## THE PROBLEM
From the entries below, please gather each line containing the string "long".

(Dataset records)

....

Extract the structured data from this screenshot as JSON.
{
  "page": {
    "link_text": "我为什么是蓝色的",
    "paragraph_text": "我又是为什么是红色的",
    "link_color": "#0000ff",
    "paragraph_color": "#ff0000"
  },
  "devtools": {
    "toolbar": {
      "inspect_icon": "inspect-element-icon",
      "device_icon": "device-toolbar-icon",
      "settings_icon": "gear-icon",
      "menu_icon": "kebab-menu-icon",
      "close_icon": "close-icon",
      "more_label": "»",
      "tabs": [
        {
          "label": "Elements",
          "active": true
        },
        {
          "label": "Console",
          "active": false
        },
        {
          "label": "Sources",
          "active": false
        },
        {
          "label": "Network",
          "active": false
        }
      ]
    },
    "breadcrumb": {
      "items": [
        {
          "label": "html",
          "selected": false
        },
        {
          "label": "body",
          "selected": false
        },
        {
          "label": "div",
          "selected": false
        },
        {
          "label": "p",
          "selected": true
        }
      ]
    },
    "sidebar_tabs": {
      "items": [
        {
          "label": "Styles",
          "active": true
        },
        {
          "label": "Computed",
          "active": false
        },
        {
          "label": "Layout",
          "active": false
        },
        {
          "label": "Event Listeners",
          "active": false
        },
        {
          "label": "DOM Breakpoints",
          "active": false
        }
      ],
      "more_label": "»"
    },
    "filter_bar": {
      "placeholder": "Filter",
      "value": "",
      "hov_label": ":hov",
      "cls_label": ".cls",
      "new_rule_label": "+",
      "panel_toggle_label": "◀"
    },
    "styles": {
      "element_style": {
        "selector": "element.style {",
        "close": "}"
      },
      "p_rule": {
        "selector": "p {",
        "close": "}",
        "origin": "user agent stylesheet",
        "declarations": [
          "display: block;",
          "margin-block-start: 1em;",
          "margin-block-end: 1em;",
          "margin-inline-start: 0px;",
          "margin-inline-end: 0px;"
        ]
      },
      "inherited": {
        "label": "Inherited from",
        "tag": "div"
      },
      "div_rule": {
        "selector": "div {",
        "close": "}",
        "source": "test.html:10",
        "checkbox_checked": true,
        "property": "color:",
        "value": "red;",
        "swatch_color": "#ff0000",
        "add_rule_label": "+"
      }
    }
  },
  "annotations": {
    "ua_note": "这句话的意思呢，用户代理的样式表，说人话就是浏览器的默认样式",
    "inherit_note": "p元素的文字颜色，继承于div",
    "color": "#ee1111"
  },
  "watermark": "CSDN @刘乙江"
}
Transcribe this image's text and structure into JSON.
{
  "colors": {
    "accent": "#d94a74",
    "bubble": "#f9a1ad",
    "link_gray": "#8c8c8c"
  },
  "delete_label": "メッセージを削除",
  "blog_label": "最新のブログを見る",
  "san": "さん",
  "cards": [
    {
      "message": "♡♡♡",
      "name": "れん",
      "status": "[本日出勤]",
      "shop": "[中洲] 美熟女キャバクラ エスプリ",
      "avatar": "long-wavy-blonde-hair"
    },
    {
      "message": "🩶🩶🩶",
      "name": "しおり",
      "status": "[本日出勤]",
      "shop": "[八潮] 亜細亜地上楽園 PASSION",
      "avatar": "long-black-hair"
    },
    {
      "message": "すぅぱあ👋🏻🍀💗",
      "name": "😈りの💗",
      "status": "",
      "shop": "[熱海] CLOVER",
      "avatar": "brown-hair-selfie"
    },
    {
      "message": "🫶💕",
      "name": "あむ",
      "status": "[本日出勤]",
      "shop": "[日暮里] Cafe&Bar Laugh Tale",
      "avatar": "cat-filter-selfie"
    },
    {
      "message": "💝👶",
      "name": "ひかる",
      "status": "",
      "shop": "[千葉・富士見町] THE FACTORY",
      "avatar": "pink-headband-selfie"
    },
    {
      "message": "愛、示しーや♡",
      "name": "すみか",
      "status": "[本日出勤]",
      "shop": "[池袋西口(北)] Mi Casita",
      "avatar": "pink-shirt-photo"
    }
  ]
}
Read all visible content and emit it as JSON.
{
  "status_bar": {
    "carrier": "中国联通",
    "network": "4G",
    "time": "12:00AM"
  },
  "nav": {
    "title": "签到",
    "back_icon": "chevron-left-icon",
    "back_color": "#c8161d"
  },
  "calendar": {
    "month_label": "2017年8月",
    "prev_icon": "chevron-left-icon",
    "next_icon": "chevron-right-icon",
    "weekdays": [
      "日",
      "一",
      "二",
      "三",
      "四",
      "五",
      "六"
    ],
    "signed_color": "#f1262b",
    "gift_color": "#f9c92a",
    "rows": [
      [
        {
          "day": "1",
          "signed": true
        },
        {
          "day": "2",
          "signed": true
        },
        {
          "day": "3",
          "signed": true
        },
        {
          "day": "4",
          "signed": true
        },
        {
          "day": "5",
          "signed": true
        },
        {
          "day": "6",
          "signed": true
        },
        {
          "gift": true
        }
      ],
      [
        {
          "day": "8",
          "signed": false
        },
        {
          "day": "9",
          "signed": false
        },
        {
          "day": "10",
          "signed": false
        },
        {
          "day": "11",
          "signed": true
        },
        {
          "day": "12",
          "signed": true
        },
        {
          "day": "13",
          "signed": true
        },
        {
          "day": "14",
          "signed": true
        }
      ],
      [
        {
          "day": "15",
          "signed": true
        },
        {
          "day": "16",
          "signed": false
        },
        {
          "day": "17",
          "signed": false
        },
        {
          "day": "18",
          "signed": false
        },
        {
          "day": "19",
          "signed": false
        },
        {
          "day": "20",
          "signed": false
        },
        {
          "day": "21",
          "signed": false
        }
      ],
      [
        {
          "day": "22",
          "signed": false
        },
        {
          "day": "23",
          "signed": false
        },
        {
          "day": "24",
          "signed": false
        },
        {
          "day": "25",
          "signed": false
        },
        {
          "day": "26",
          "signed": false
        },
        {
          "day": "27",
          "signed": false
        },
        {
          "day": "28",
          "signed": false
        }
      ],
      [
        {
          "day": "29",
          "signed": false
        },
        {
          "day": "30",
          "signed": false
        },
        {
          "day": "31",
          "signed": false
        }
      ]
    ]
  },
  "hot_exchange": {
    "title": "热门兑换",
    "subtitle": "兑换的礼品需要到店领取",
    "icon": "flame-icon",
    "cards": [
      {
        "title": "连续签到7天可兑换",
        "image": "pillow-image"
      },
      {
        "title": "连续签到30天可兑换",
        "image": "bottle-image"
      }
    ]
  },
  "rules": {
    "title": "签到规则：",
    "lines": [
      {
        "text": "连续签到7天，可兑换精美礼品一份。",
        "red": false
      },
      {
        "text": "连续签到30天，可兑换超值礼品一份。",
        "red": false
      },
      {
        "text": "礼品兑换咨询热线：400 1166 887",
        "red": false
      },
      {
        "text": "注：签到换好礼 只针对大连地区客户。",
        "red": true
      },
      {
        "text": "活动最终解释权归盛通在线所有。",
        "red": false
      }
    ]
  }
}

....

## TASK RESULT
      "avatar": "long-wavy-blonde-hair"
      "avatar": "long-black-hair"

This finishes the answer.